Find the lines holding the string "name" in the data, then copy all of them.

Records for this exercise ::
==*==
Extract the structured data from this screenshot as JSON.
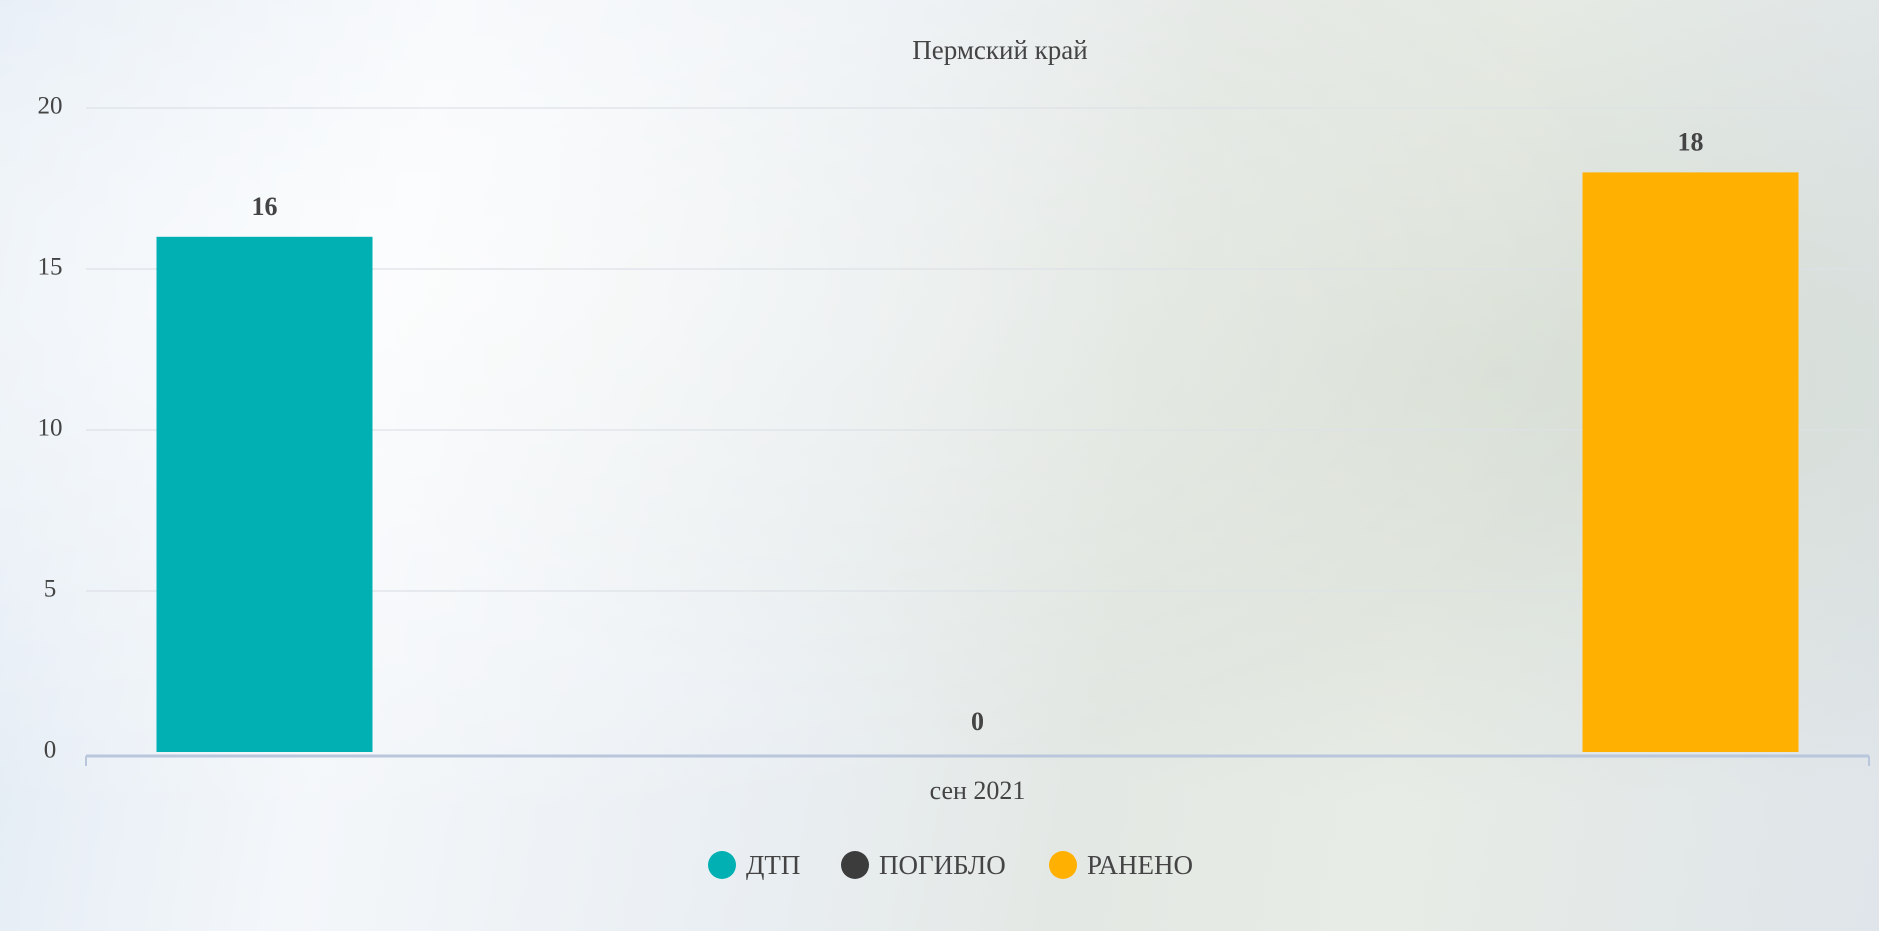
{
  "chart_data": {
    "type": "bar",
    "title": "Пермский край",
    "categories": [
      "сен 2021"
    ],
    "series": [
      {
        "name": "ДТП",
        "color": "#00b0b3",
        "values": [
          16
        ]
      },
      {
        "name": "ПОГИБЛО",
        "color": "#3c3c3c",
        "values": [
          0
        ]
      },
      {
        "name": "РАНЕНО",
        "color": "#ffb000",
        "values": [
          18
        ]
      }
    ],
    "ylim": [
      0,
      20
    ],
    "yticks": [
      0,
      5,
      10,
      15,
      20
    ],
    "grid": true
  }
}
==*==
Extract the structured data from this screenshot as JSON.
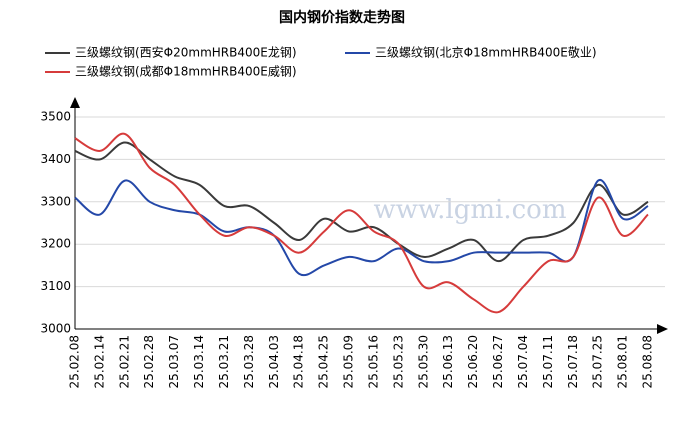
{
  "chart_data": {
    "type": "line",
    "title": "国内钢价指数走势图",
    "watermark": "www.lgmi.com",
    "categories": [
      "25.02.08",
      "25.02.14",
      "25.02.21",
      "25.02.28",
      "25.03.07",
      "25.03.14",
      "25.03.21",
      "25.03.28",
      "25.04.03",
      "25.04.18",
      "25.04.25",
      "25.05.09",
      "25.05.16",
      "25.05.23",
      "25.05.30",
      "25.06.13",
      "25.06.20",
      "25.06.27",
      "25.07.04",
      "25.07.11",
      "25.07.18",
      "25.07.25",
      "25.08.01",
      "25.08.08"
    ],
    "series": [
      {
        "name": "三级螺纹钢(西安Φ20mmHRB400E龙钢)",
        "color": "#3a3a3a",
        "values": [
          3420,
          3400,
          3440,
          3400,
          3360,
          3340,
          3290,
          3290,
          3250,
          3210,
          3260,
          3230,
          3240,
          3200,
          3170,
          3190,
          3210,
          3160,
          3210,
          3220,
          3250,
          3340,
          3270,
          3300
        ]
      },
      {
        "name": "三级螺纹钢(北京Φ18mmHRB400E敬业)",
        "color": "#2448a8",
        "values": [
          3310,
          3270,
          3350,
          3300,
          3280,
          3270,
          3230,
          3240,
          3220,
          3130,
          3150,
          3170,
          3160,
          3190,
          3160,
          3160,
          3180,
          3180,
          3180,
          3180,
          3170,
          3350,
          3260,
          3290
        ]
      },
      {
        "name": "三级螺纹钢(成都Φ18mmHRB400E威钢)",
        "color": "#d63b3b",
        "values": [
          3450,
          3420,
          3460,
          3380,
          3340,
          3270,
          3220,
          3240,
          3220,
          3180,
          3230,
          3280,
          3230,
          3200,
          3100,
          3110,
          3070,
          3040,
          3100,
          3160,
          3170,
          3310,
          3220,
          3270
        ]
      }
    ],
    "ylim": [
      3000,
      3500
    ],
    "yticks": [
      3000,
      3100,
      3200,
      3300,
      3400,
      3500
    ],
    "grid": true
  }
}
==*==
Answer to this exercise ::
        "name": "ДТП",
        "name": "ПОГИБЛО",
        "name": "РАНЕНО",
        "name": "三级螺纹钢(西安Φ20mmHRB400E龙钢)",
        "name": "三级螺纹钢(北京Φ18mmHRB400E敬业)",
        "name": "三级螺纹钢(成都Φ18mmHRB400E威钢)",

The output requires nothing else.